WORKING DATA start

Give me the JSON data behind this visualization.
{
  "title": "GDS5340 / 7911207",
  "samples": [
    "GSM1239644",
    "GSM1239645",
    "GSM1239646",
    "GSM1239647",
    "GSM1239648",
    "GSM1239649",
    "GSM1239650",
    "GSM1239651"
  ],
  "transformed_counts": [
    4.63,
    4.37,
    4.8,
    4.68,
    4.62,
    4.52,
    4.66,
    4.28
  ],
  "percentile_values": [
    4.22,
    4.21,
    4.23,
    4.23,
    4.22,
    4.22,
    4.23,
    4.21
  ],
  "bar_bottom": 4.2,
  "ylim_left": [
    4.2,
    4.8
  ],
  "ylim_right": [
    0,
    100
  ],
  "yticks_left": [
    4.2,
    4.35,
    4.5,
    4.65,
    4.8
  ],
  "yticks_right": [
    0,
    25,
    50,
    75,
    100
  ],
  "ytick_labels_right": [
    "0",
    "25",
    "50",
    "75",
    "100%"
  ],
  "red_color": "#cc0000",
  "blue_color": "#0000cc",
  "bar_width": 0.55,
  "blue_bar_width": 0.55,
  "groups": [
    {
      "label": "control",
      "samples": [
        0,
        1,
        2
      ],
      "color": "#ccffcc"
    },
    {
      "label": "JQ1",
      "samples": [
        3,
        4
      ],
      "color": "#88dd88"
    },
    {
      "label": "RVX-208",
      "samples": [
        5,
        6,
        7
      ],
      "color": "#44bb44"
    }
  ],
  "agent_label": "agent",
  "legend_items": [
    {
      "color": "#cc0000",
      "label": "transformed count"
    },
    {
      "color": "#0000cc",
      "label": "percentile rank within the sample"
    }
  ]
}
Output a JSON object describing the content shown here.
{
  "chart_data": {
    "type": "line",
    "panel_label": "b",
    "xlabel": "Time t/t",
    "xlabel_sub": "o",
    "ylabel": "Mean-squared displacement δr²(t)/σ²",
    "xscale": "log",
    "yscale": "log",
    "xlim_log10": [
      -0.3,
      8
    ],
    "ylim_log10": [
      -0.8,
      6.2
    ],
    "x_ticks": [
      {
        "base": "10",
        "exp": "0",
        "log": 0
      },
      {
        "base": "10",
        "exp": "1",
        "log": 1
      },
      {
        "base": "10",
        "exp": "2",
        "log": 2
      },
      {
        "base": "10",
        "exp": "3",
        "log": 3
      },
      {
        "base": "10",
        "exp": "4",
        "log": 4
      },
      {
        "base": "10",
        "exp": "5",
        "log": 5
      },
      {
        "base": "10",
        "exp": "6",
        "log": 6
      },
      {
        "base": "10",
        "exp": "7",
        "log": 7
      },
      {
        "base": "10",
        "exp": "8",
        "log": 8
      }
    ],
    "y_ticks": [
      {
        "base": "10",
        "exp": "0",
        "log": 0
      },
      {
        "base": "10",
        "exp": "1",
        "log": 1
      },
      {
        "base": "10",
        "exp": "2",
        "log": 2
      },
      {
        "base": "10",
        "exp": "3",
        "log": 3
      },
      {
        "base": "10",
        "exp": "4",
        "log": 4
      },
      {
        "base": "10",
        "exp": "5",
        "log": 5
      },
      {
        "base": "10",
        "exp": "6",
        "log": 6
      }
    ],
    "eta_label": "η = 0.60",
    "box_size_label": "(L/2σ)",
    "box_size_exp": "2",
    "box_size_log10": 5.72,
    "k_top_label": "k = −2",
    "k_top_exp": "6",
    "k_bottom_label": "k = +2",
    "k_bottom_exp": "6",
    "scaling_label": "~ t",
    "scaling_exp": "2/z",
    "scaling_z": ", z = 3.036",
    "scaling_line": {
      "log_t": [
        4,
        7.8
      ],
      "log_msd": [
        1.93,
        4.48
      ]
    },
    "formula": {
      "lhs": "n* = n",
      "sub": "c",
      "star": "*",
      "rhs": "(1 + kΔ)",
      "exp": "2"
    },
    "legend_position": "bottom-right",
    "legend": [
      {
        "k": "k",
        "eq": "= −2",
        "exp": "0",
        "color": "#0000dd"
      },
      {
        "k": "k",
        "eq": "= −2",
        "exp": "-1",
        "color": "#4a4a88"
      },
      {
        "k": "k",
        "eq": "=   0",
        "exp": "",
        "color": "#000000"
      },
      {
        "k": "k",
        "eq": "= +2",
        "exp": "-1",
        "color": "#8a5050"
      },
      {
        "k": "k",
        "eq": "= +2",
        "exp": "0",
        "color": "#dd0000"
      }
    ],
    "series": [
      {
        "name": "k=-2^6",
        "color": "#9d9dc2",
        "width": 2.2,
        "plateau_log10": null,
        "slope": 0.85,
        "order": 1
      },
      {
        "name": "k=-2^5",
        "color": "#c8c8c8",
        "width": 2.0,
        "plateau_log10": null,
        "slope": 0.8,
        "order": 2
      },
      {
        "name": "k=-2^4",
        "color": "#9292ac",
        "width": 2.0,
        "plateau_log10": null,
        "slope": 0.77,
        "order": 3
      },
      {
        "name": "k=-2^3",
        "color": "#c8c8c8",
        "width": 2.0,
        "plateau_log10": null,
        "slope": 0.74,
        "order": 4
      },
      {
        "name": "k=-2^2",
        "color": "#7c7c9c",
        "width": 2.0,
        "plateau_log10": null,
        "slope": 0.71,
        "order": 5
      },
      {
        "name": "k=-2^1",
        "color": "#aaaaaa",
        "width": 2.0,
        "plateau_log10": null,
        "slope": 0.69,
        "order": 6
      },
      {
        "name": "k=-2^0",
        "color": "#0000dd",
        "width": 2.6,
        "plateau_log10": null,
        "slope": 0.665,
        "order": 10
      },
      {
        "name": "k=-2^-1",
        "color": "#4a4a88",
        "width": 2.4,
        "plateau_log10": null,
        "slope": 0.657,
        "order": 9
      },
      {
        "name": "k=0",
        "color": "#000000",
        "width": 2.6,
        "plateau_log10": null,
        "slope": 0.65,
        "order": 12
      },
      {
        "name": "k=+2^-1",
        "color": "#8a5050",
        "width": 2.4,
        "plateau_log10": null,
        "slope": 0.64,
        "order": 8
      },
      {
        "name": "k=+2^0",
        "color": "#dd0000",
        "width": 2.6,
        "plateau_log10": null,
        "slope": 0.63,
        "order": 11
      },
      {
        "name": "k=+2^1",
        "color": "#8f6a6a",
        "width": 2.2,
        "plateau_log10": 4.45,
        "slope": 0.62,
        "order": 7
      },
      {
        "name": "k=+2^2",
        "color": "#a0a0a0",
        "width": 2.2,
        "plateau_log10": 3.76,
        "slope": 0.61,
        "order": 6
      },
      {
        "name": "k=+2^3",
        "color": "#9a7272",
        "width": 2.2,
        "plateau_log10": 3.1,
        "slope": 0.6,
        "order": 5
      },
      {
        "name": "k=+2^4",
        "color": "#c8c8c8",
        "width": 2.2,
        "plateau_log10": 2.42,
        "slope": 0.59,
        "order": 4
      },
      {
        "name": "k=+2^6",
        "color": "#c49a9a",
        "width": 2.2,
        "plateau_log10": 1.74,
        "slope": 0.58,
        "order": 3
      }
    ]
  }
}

WORKING DATA end

### WHAT YOU SHOULD DO
Without omitting anything, output the entries exactly.

### COMPLETE RESPONSE
Give me the JSON data behind this visualization.
{
  "title": "GDS5340 / 7911207",
  "samples": [
    "GSM1239644",
    "GSM1239645",
    "GSM1239646",
    "GSM1239647",
    "GSM1239648",
    "GSM1239649",
    "GSM1239650",
    "GSM1239651"
  ],
  "transformed_counts": [
    4.63,
    4.37,
    4.8,
    4.68,
    4.62,
    4.52,
    4.66,
    4.28
  ],
  "percentile_values": [
    4.22,
    4.21,
    4.23,
    4.23,
    4.22,
    4.22,
    4.23,
    4.21
  ],
  "bar_bottom": 4.2,
  "ylim_left": [
    4.2,
    4.8
  ],
  "ylim_right": [
    0,
    100
  ],
  "yticks_left": [
    4.2,
    4.35,
    4.5,
    4.65,
    4.8
  ],
  "yticks_right": [
    0,
    25,
    50,
    75,
    100
  ],
  "ytick_labels_right": [
    "0",
    "25",
    "50",
    "75",
    "100%"
  ],
  "red_color": "#cc0000",
  "blue_color": "#0000cc",
  "bar_width": 0.55,
  "blue_bar_width": 0.55,
  "groups": [
    {
      "label": "control",
      "samples": [
        0,
        1,
        2
      ],
      "color": "#ccffcc"
    },
    {
      "label": "JQ1",
      "samples": [
        3,
        4
      ],
      "color": "#88dd88"
    },
    {
      "label": "RVX-208",
      "samples": [
        5,
        6,
        7
      ],
      "color": "#44bb44"
    }
  ],
  "agent_label": "agent",
  "legend_items": [
    {
      "color": "#cc0000",
      "label": "transformed count"
    },
    {
      "color": "#0000cc",
      "label": "percentile rank within the sample"
    }
  ]
}
Output a JSON object describing the content shown here.
{
  "chart_data": {
    "type": "line",
    "panel_label": "b",
    "xlabel": "Time t/t",
    "xlabel_sub": "o",
    "ylabel": "Mean-squared displacement δr²(t)/σ²",
    "xscale": "log",
    "yscale": "log",
    "xlim_log10": [
      -0.3,
      8
    ],
    "ylim_log10": [
      -0.8,
      6.2
    ],
    "x_ticks": [
      {
        "base": "10",
        "exp": "0",
        "log": 0
      },
      {
        "base": "10",
        "exp": "1",
        "log": 1
      },
      {
        "base": "10",
        "exp": "2",
        "log": 2
      },
      {
        "base": "10",
        "exp": "3",
        "log": 3
      },
      {
        "base": "10",
        "exp": "4",
        "log": 4
      },
      {
        "base": "10",
        "exp": "5",
        "log": 5
      },
      {
        "base": "10",
        "exp": "6",
        "log": 6
      },
      {
        "base": "10",
        "exp": "7",
        "log": 7
      },
      {
        "base": "10",
        "exp": "8",
        "log": 8
      }
    ],
    "y_ticks": [
      {
        "base": "10",
        "exp": "0",
        "log": 0
      },
      {
        "base": "10",
        "exp": "1",
        "log": 1
      },
      {
        "base": "10",
        "exp": "2",
        "log": 2
      },
      {
        "base": "10",
        "exp": "3",
        "log": 3
      },
      {
        "base": "10",
        "exp": "4",
        "log": 4
      },
      {
        "base": "10",
        "exp": "5",
        "log": 5
      },
      {
        "base": "10",
        "exp": "6",
        "log": 6
      }
    ],
    "eta_label": "η = 0.60",
    "box_size_label": "(L/2σ)",
    "box_size_exp": "2",
    "box_size_log10": 5.72,
    "k_top_label": "k = −2",
    "k_top_exp": "6",
    "k_bottom_label": "k = +2",
    "k_bottom_exp": "6",
    "scaling_label": "~ t",
    "scaling_exp": "2/z",
    "scaling_z": ", z = 3.036",
    "scaling_line": {
      "log_t": [
        4,
        7.8
      ],
      "log_msd": [
        1.93,
        4.48
      ]
    },
    "formula": {
      "lhs": "n* = n",
      "sub": "c",
      "star": "*",
      "rhs": "(1 + kΔ)",
      "exp": "2"
    },
    "legend_position": "bottom-right",
    "legend": [
      {
        "k": "k",
        "eq": "= −2",
        "exp": "0",
        "color": "#0000dd"
      },
      {
        "k": "k",
        "eq": "= −2",
        "exp": "-1",
        "color": "#4a4a88"
      },
      {
        "k": "k",
        "eq": "=   0",
        "exp": "",
        "color": "#000000"
      },
      {
        "k": "k",
        "eq": "= +2",
        "exp": "-1",
        "color": "#8a5050"
      },
      {
        "k": "k",
        "eq": "= +2",
        "exp": "0",
        "color": "#dd0000"
      }
    ],
    "series": [
      {
        "name": "k=-2^6",
        "color": "#9d9dc2",
        "width": 2.2,
        "plateau_log10": null,
        "slope": 0.85,
        "order": 1
      },
      {
        "name": "k=-2^5",
        "color": "#c8c8c8",
        "width": 2.0,
        "plateau_log10": null,
        "slope": 0.8,
        "order": 2
      },
      {
        "name": "k=-2^4",
        "color": "#9292ac",
        "width": 2.0,
        "plateau_log10": null,
        "slope": 0.77,
        "order": 3
      },
      {
        "name": "k=-2^3",
        "color": "#c8c8c8",
        "width": 2.0,
        "plateau_log10": null,
        "slope": 0.74,
        "order": 4
      },
      {
        "name": "k=-2^2",
        "color": "#7c7c9c",
        "width": 2.0,
        "plateau_log10": null,
        "slope": 0.71,
        "order": 5
      },
      {
        "name": "k=-2^1",
        "color": "#aaaaaa",
        "width": 2.0,
        "plateau_log10": null,
        "slope": 0.69,
        "order": 6
      },
      {
        "name": "k=-2^0",
        "color": "#0000dd",
        "width": 2.6,
        "plateau_log10": null,
        "slope": 0.665,
        "order": 10
      },
      {
        "name": "k=-2^-1",
        "color": "#4a4a88",
        "width": 2.4,
        "plateau_log10": null,
        "slope": 0.657,
        "order": 9
      },
      {
        "name": "k=0",
        "color": "#000000",
        "width": 2.6,
        "plateau_log10": null,
        "slope": 0.65,
        "order": 12
      },
      {
        "name": "k=+2^-1",
        "color": "#8a5050",
        "width": 2.4,
        "plateau_log10": null,
        "slope": 0.64,
        "order": 8
      },
      {
        "name": "k=+2^0",
        "color": "#dd0000",
        "width": 2.6,
        "plateau_log10": null,
        "slope": 0.63,
        "order": 11
      },
      {
        "name": "k=+2^1",
        "color": "#8f6a6a",
        "width": 2.2,
        "plateau_log10": 4.45,
        "slope": 0.62,
        "order": 7
      },
      {
        "name": "k=+2^2",
        "color": "#a0a0a0",
        "width": 2.2,
        "plateau_log10": 3.76,
        "slope": 0.61,
        "order": 6
      },
      {
        "name": "k=+2^3",
        "color": "#9a7272",
        "width": 2.2,
        "plateau_log10": 3.1,
        "slope": 0.6,
        "order": 5
      },
      {
        "name": "k=+2^4",
        "color": "#c8c8c8",
        "width": 2.2,
        "plateau_log10": 2.42,
        "slope": 0.59,
        "order": 4
      },
      {
        "name": "k=+2^6",
        "color": "#c49a9a",
        "width": 2.2,
        "plateau_log10": 1.74,
        "slope": 0.58,
        "order": 3
      }
    ]
  }
}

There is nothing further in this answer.